Written instruction:
Retype the whole listing, please, keeping every line exact and dropping the pictures.

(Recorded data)
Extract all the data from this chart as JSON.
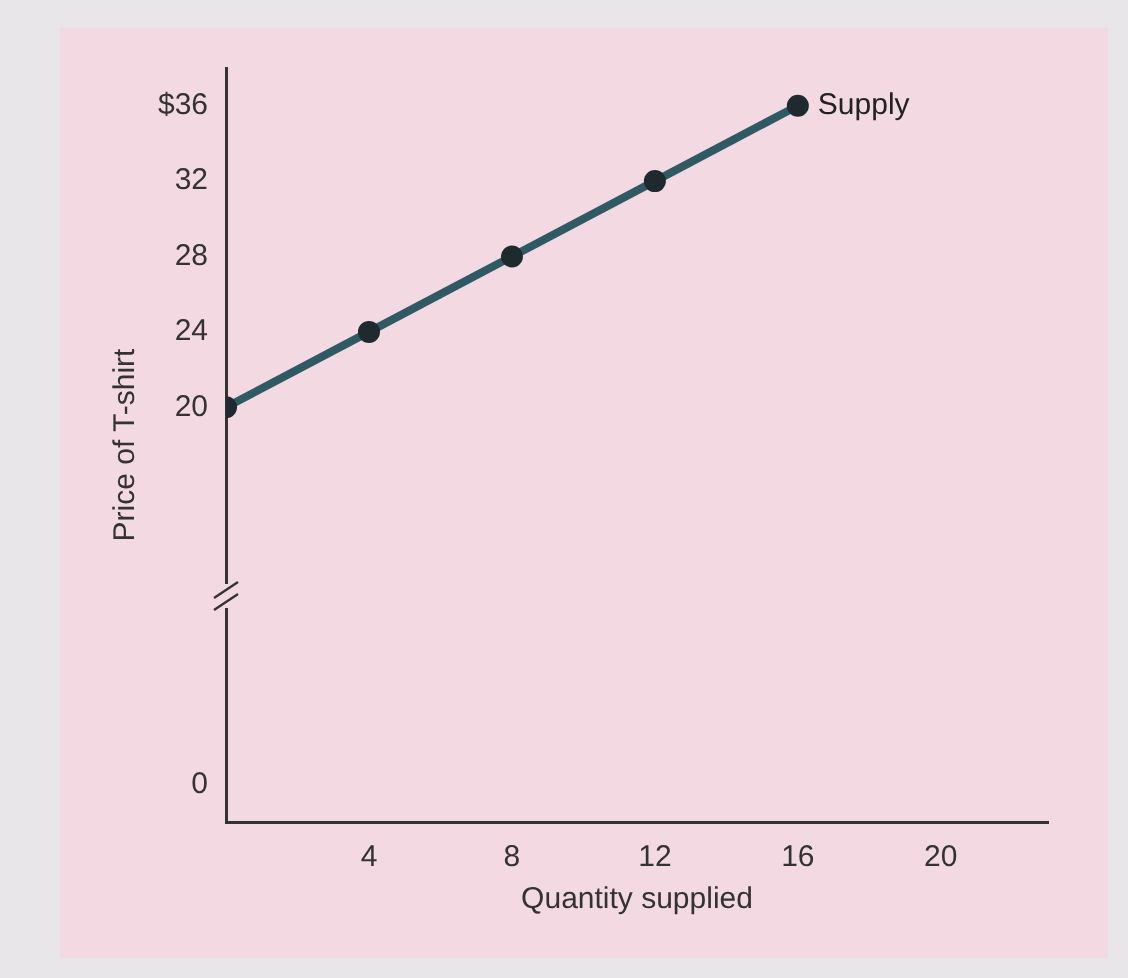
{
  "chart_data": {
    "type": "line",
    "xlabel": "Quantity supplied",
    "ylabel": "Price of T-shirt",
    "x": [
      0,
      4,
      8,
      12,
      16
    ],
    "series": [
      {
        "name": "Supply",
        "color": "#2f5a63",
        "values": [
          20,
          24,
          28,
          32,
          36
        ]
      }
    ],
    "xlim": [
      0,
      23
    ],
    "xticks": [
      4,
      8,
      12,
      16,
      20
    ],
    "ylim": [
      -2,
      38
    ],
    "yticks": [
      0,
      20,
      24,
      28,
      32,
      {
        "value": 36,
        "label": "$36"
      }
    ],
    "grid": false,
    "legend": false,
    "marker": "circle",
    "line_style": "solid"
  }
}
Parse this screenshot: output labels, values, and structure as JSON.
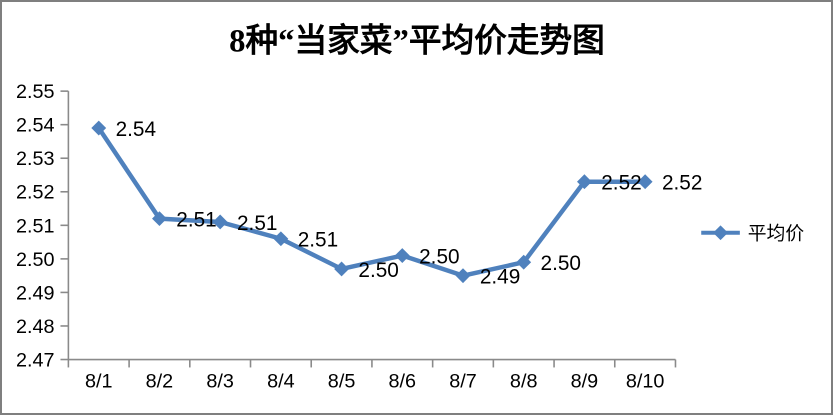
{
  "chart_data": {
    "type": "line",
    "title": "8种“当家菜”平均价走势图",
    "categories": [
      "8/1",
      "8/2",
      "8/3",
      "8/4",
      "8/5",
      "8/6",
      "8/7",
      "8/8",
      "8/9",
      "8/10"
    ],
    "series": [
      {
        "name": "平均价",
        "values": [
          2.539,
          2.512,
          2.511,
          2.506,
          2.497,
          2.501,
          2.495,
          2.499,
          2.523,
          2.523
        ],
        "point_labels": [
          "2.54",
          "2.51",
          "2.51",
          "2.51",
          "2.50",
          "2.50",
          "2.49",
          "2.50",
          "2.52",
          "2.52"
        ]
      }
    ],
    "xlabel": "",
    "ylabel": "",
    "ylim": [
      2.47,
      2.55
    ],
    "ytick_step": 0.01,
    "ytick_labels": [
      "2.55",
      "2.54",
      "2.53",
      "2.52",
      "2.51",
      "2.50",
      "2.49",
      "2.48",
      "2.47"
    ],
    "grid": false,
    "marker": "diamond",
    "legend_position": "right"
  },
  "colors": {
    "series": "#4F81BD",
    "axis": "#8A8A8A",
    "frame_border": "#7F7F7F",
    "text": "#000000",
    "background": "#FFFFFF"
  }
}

Answer to this task:
Extract all the data from this chart as JSON.
{
  "chart_data": {
    "type": "line",
    "xlabel": "Quantity supplied",
    "ylabel": "Price of T-shirt",
    "x": [
      0,
      4,
      8,
      12,
      16
    ],
    "series": [
      {
        "name": "Supply",
        "color": "#2f5a63",
        "values": [
          20,
          24,
          28,
          32,
          36
        ]
      }
    ],
    "xlim": [
      0,
      23
    ],
    "xticks": [
      4,
      8,
      12,
      16,
      20
    ],
    "ylim": [
      -2,
      38
    ],
    "yticks": [
      0,
      20,
      24,
      28,
      32,
      {
        "value": 36,
        "label": "$36"
      }
    ],
    "grid": false,
    "legend": false,
    "marker": "circle",
    "line_style": "solid"
  }
}
Parse this screenshot: output labels, values, and structure as JSON.
{
  "chart_data": {
    "type": "line",
    "title": "8种“当家菜”平均价走势图",
    "categories": [
      "8/1",
      "8/2",
      "8/3",
      "8/4",
      "8/5",
      "8/6",
      "8/7",
      "8/8",
      "8/9",
      "8/10"
    ],
    "series": [
      {
        "name": "平均价",
        "values": [
          2.539,
          2.512,
          2.511,
          2.506,
          2.497,
          2.501,
          2.495,
          2.499,
          2.523,
          2.523
        ],
        "point_labels": [
          "2.54",
          "2.51",
          "2.51",
          "2.51",
          "2.50",
          "2.50",
          "2.49",
          "2.50",
          "2.52",
          "2.52"
        ]
      }
    ],
    "xlabel": "",
    "ylabel": "",
    "ylim": [
      2.47,
      2.55
    ],
    "ytick_step": 0.01,
    "ytick_labels": [
      "2.55",
      "2.54",
      "2.53",
      "2.52",
      "2.51",
      "2.50",
      "2.49",
      "2.48",
      "2.47"
    ],
    "grid": false,
    "marker": "diamond",
    "legend_position": "right"
  },
  "colors": {
    "series": "#4F81BD",
    "axis": "#8A8A8A",
    "frame_border": "#7F7F7F",
    "text": "#000000",
    "background": "#FFFFFF"
  }
}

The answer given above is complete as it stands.